STATED TASK
Copy the records below exactly, leaving out every picture.

★ ★ ★ ★ ★ ★ ★

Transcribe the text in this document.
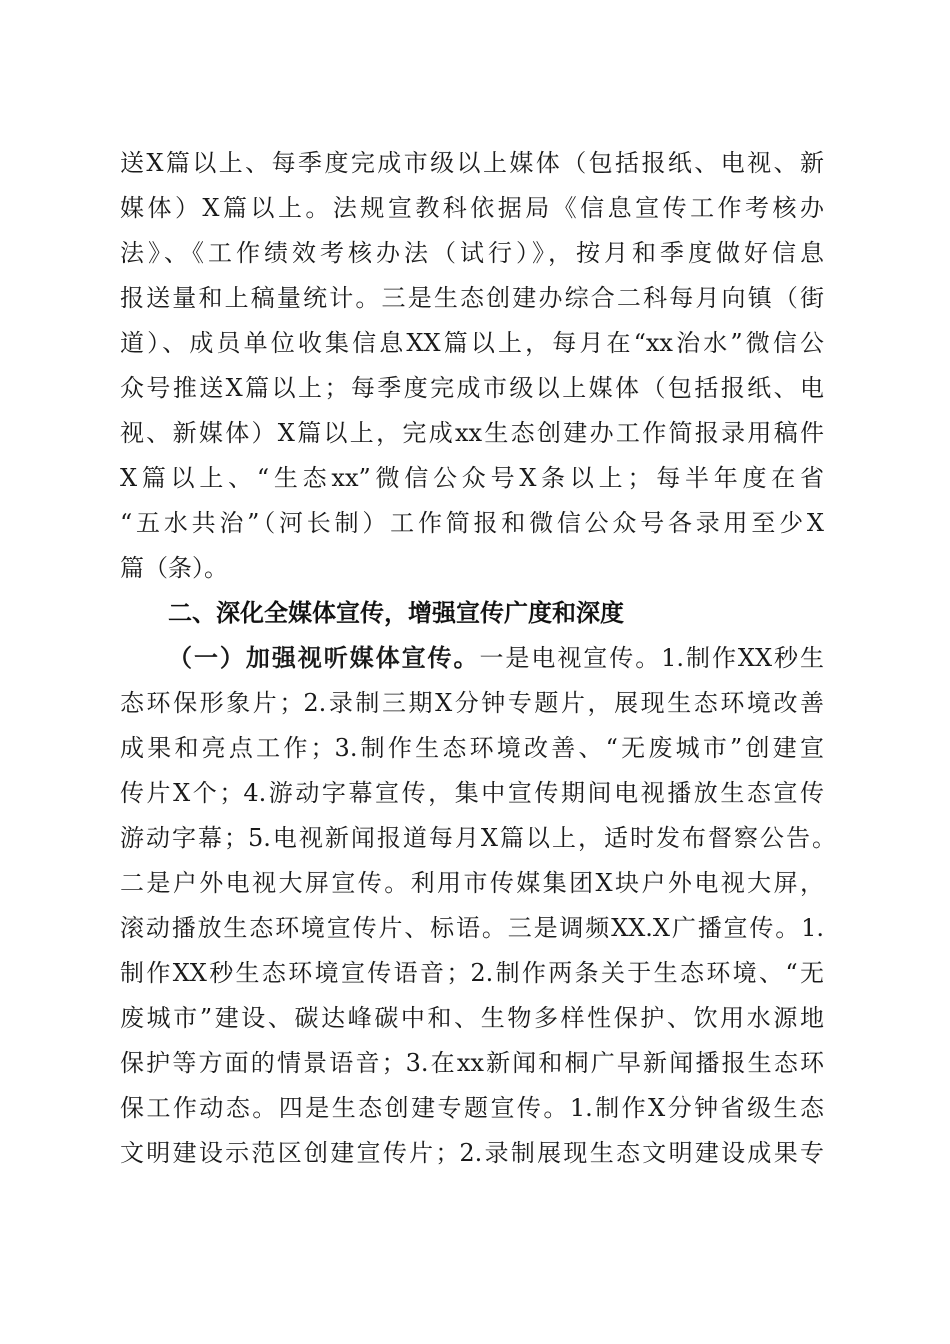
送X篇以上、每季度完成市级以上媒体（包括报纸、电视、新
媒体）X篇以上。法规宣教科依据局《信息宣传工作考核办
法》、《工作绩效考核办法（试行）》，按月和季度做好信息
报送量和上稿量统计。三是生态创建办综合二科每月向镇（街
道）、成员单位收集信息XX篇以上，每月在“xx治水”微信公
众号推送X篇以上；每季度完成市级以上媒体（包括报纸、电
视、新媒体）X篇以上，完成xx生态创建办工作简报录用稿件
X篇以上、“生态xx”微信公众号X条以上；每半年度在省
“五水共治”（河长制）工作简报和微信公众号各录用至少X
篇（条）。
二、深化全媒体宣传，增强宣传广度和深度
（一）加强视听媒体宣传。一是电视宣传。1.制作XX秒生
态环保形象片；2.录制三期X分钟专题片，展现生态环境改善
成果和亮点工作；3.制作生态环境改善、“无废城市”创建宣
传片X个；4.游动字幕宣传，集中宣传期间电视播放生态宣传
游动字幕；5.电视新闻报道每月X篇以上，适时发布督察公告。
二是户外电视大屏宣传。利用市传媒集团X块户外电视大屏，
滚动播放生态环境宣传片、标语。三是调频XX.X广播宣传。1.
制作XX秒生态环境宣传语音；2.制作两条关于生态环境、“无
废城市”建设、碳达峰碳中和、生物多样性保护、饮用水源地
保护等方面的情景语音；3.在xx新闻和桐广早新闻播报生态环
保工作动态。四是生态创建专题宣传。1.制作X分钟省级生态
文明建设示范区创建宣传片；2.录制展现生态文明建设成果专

★ ★ ★ ★ ★ ★ ★

EXERCISE RESPONSE
Transcribe the text in this document.
送X篇以上、每季度完成市级以上媒体（包括报纸、电视、新
媒体）X篇以上。法规宣教科依据局《信息宣传工作考核办
法》、《工作绩效考核办法（试行）》，按月和季度做好信息
报送量和上稿量统计。三是生态创建办综合二科每月向镇（街
道）、成员单位收集信息XX篇以上，每月在“xx治水”微信公
众号推送X篇以上；每季度完成市级以上媒体（包括报纸、电
视、新媒体）X篇以上，完成xx生态创建办工作简报录用稿件
X篇以上、“生态xx”微信公众号X条以上；每半年度在省
“五水共治”（河长制）工作简报和微信公众号各录用至少X
篇（条）。
二、深化全媒体宣传，增强宣传广度和深度
（一）加强视听媒体宣传。一是电视宣传。1.制作XX秒生
态环保形象片；2.录制三期X分钟专题片，展现生态环境改善
成果和亮点工作；3.制作生态环境改善、“无废城市”创建宣
传片X个；4.游动字幕宣传，集中宣传期间电视播放生态宣传
游动字幕；5.电视新闻报道每月X篇以上，适时发布督察公告。
二是户外电视大屏宣传。利用市传媒集团X块户外电视大屏，
滚动播放生态环境宣传片、标语。三是调频XX.X广播宣传。1.
制作XX秒生态环境宣传语音；2.制作两条关于生态环境、“无
废城市”建设、碳达峰碳中和、生物多样性保护、饮用水源地
保护等方面的情景语音；3.在xx新闻和桐广早新闻播报生态环
保工作动态。四是生态创建专题宣传。1.制作X分钟省级生态
文明建设示范区创建宣传片；2.录制展现生态文明建设成果专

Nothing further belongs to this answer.